== Task to complete ==
Transcribe the whole listing without a single picture.

[Structured figure records]
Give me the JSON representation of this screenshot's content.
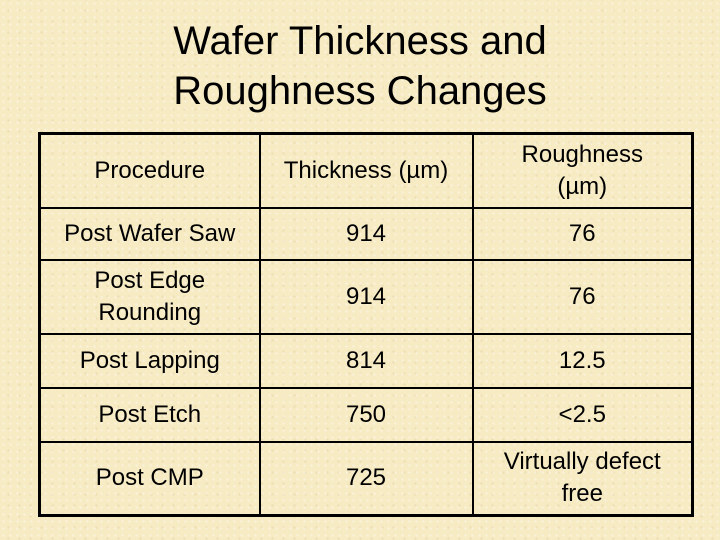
{
  "title": {
    "line1": "Wafer Thickness and",
    "line2": "Roughness Changes"
  },
  "table": {
    "headers": {
      "procedure": "Procedure",
      "thickness": "Thickness (µm)",
      "roughness_line1": "Roughness",
      "roughness_line2": "(µm)"
    },
    "rows": [
      {
        "procedure": "Post Wafer Saw",
        "thickness": "914",
        "roughness": "76"
      },
      {
        "procedure_line1": "Post Edge",
        "procedure_line2": "Rounding",
        "thickness": "914",
        "roughness": "76"
      },
      {
        "procedure": "Post Lapping",
        "thickness": "814",
        "roughness": "12.5"
      },
      {
        "procedure": "Post Etch",
        "thickness": "750",
        "roughness": "<2.5"
      },
      {
        "procedure": "Post CMP",
        "thickness": "725",
        "roughness_line1": "Virtually defect",
        "roughness_line2": "free"
      }
    ]
  }
}
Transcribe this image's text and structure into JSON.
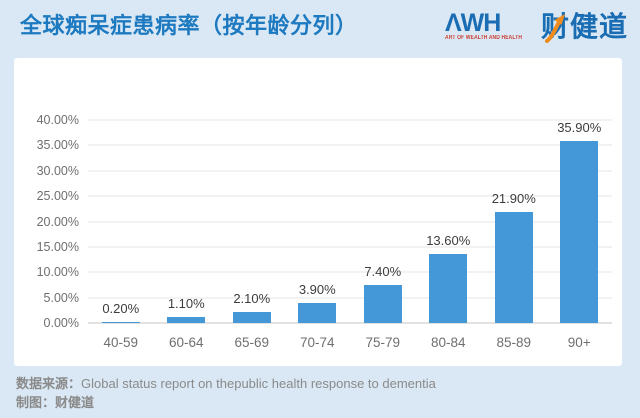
{
  "header": {
    "title": "全球痴呆症患病率（按年龄分列）",
    "logo": {
      "awh_text": "ΛWH",
      "tagline": "ART OF WEALTH AND HEALTH",
      "brand_cn": "财健道"
    }
  },
  "chart_data": {
    "type": "bar",
    "title": "全球痴呆症患病率（按年龄分列）",
    "categories": [
      "40-59",
      "60-64",
      "65-69",
      "70-74",
      "75-79",
      "80-84",
      "85-89",
      "90+"
    ],
    "values": [
      0.2,
      1.1,
      2.1,
      3.9,
      7.4,
      13.6,
      21.9,
      35.9
    ],
    "value_labels": [
      "0.20%",
      "1.10%",
      "2.10%",
      "3.90%",
      "7.40%",
      "13.60%",
      "21.90%",
      "35.90%"
    ],
    "y_ticks": [
      "40.00%",
      "35.00%",
      "30.00%",
      "25.00%",
      "20.00%",
      "15.00%",
      "10.00%",
      "5.00%",
      "0.00%"
    ],
    "ylim": [
      0,
      40
    ],
    "xlabel": "",
    "ylabel": "",
    "grid": true,
    "legend": "none",
    "bar_color": "#4598d8"
  },
  "footer": {
    "source_label": "数据来源：",
    "source_text": "Global status report on thepublic health response to dementia",
    "credit_label": "制图：",
    "credit_text": "财健道"
  },
  "colors": {
    "page_background": "#d9e8f4",
    "card_background": "#ffffff",
    "title_blue": "#1d79c0",
    "bar_blue": "#4598d8",
    "logo_blue": "#1a6db3",
    "logo_orange": "#f08c1c",
    "logo_tagline_red": "#cc3b2f",
    "grid_gray": "#e6e6e6",
    "axis_gray": "#c4c4c4",
    "tick_gray": "#6f6f6f",
    "data_label_gray": "#3d3d3d",
    "footer_gray": "#8a8a8a"
  }
}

== Task response ==
Give me the JSON representation of this screenshot's content.
{
  "title": {
    "line1": "Wafer Thickness and",
    "line2": "Roughness Changes"
  },
  "table": {
    "headers": {
      "procedure": "Procedure",
      "thickness": "Thickness (µm)",
      "roughness_line1": "Roughness",
      "roughness_line2": "(µm)"
    },
    "rows": [
      {
        "procedure": "Post Wafer Saw",
        "thickness": "914",
        "roughness": "76"
      },
      {
        "procedure_line1": "Post Edge",
        "procedure_line2": "Rounding",
        "thickness": "914",
        "roughness": "76"
      },
      {
        "procedure": "Post Lapping",
        "thickness": "814",
        "roughness": "12.5"
      },
      {
        "procedure": "Post Etch",
        "thickness": "750",
        "roughness": "<2.5"
      },
      {
        "procedure": "Post CMP",
        "thickness": "725",
        "roughness_line1": "Virtually defect",
        "roughness_line2": "free"
      }
    ]
  }
}
Transcribe this image's text and structure into JSON.
{
  "header": {
    "title": "全球痴呆症患病率（按年龄分列）",
    "logo": {
      "awh_text": "ΛWH",
      "tagline": "ART OF WEALTH AND HEALTH",
      "brand_cn": "财健道"
    }
  },
  "chart_data": {
    "type": "bar",
    "title": "全球痴呆症患病率（按年龄分列）",
    "categories": [
      "40-59",
      "60-64",
      "65-69",
      "70-74",
      "75-79",
      "80-84",
      "85-89",
      "90+"
    ],
    "values": [
      0.2,
      1.1,
      2.1,
      3.9,
      7.4,
      13.6,
      21.9,
      35.9
    ],
    "value_labels": [
      "0.20%",
      "1.10%",
      "2.10%",
      "3.90%",
      "7.40%",
      "13.60%",
      "21.90%",
      "35.90%"
    ],
    "y_ticks": [
      "40.00%",
      "35.00%",
      "30.00%",
      "25.00%",
      "20.00%",
      "15.00%",
      "10.00%",
      "5.00%",
      "0.00%"
    ],
    "ylim": [
      0,
      40
    ],
    "xlabel": "",
    "ylabel": "",
    "grid": true,
    "legend": "none",
    "bar_color": "#4598d8"
  },
  "footer": {
    "source_label": "数据来源：",
    "source_text": "Global status report on thepublic health response to dementia",
    "credit_label": "制图：",
    "credit_text": "财健道"
  },
  "colors": {
    "page_background": "#d9e8f4",
    "card_background": "#ffffff",
    "title_blue": "#1d79c0",
    "bar_blue": "#4598d8",
    "logo_blue": "#1a6db3",
    "logo_orange": "#f08c1c",
    "logo_tagline_red": "#cc3b2f",
    "grid_gray": "#e6e6e6",
    "axis_gray": "#c4c4c4",
    "tick_gray": "#6f6f6f",
    "data_label_gray": "#3d3d3d",
    "footer_gray": "#8a8a8a"
  }
}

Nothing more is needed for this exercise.